**Stated task**
Check each line of the data for "Taste" and select those that have it.

Data entries:

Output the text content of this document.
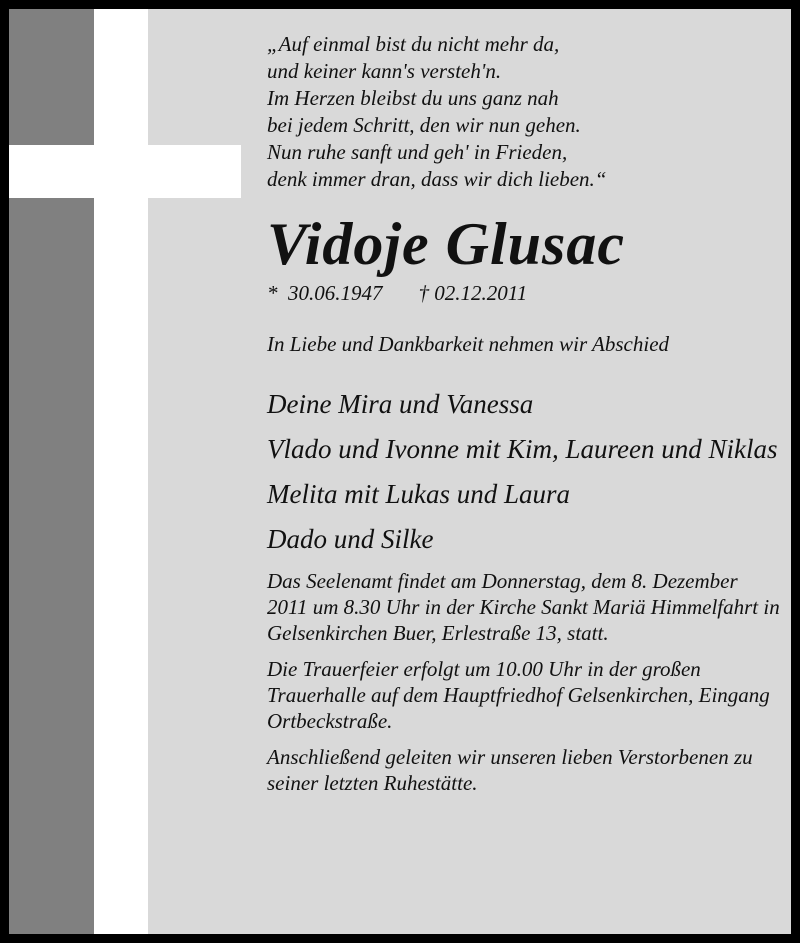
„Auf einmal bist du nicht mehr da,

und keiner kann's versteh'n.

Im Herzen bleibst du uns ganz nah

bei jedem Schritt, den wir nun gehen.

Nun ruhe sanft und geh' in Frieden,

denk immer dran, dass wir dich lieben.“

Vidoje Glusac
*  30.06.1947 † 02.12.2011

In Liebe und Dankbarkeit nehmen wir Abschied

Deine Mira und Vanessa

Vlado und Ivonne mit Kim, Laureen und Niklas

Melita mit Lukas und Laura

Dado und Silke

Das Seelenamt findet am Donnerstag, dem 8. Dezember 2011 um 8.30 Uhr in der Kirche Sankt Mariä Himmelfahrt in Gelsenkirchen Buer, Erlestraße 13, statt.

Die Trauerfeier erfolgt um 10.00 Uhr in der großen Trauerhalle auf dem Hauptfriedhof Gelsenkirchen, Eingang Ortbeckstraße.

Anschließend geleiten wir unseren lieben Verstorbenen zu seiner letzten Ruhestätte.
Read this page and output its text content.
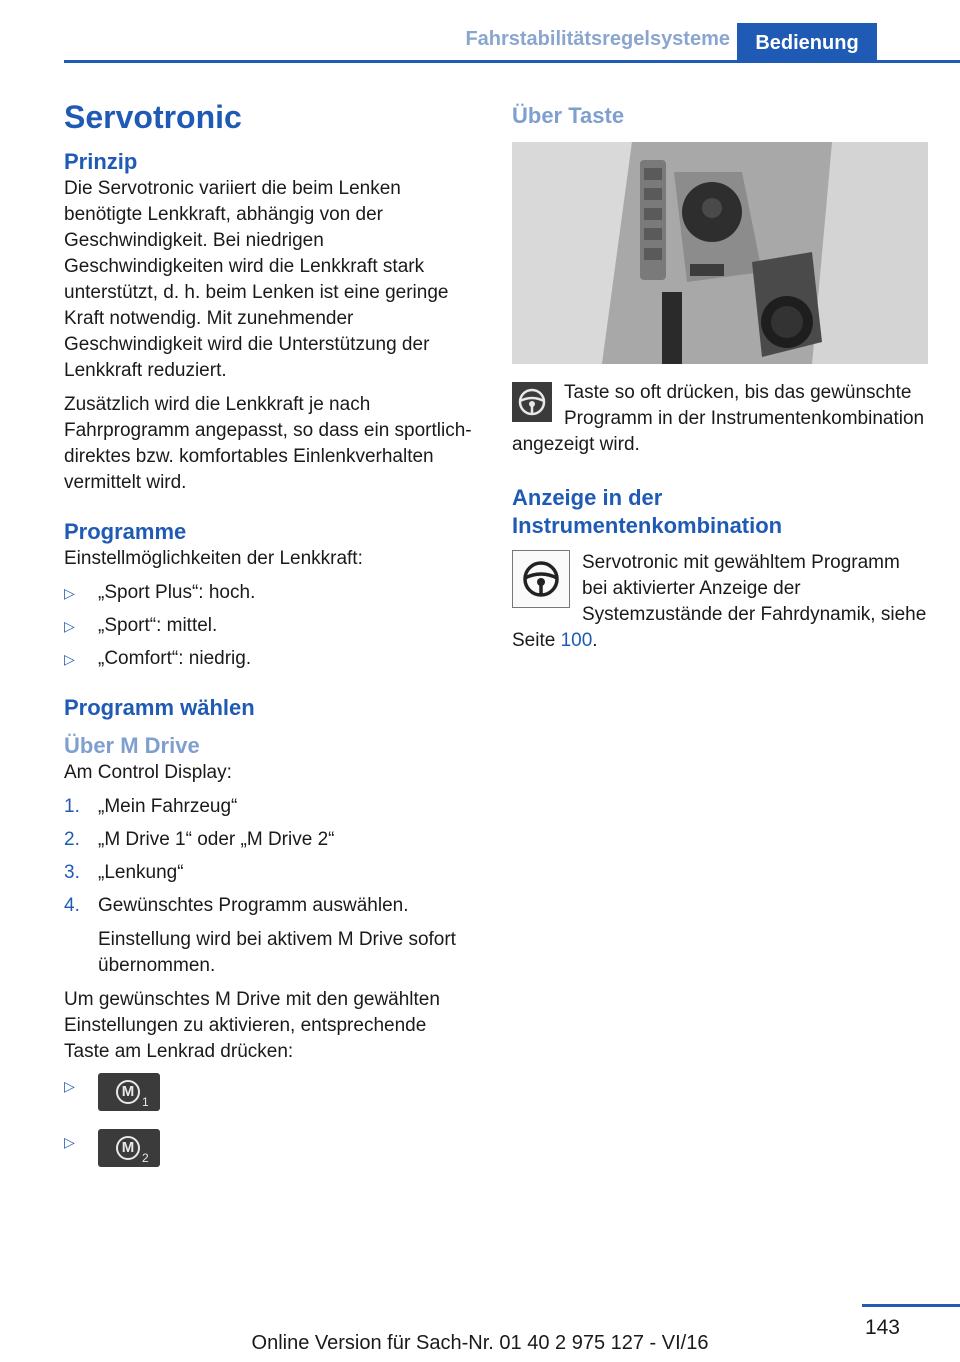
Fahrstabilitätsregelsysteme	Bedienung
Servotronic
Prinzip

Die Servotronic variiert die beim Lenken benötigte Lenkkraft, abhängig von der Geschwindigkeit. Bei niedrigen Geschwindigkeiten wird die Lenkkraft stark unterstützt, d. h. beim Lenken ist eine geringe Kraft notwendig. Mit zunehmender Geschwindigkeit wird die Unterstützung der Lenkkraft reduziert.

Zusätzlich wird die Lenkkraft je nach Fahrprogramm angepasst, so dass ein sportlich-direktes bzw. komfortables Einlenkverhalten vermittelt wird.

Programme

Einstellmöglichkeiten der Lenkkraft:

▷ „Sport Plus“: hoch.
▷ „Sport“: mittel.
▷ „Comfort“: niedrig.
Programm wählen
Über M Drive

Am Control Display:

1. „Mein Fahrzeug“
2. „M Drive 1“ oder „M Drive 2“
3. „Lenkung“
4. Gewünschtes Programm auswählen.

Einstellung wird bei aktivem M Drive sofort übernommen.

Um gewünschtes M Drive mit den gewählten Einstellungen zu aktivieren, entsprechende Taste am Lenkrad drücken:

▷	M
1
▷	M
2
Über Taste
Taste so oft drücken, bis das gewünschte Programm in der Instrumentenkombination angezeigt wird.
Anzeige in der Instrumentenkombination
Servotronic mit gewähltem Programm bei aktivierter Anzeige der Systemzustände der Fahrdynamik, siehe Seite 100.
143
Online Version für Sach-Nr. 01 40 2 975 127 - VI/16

**Answer below**
Um gewünschtes M Drive mit den gewählten Einstellungen zu aktivieren, entsprechende Taste am Lenkrad drücken:
Über Taste
Taste so oft drücken, bis das gewünschte Programm in der Instrumentenkombination angezeigt wird.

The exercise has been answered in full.